**TASK TO CARRY OUT**. Using the data below, repeat all of it precisely.

**THE DATA**.
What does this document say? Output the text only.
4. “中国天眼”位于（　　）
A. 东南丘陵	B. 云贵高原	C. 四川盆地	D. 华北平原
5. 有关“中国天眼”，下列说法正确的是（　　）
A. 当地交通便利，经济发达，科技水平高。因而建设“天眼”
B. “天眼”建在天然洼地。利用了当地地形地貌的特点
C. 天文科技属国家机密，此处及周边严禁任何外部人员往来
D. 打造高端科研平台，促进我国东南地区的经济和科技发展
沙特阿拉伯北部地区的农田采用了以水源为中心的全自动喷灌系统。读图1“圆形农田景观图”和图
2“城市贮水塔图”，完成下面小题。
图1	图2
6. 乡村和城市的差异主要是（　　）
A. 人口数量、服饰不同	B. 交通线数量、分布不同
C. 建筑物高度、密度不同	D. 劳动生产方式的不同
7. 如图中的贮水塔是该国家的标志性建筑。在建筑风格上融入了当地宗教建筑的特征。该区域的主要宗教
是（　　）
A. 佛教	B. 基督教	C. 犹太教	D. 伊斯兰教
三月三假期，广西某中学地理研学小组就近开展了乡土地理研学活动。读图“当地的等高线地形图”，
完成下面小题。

**EXERCISE OUTPUT**.
What does this document say? Output the text only.
4. “中国天眼”位于（　　）
A. 东南丘陵	B. 云贵高原	C. 四川盆地	D. 华北平原
5. 有关“中国天眼”，下列说法正确的是（　　）
A. 当地交通便利，经济发达，科技水平高。因而建设“天眼”
B. “天眼”建在天然洼地。利用了当地地形地貌的特点
C. 天文科技属国家机密，此处及周边严禁任何外部人员往来
D. 打造高端科研平台，促进我国东南地区的经济和科技发展
沙特阿拉伯北部地区的农田采用了以水源为中心的全自动喷灌系统。读图1“圆形农田景观图”和图
2“城市贮水塔图”，完成下面小题。
图1	图2
6. 乡村和城市的差异主要是（　　）
A. 人口数量、服饰不同	B. 交通线数量、分布不同
C. 建筑物高度、密度不同	D. 劳动生产方式的不同
7. 如图中的贮水塔是该国家的标志性建筑。在建筑风格上融入了当地宗教建筑的特征。该区域的主要宗教
是（　　）
A. 佛教	B. 基督教	C. 犹太教	D. 伊斯兰教
三月三假期，广西某中学地理研学小组就近开展了乡土地理研学活动。读图“当地的等高线地形图”，
完成下面小题。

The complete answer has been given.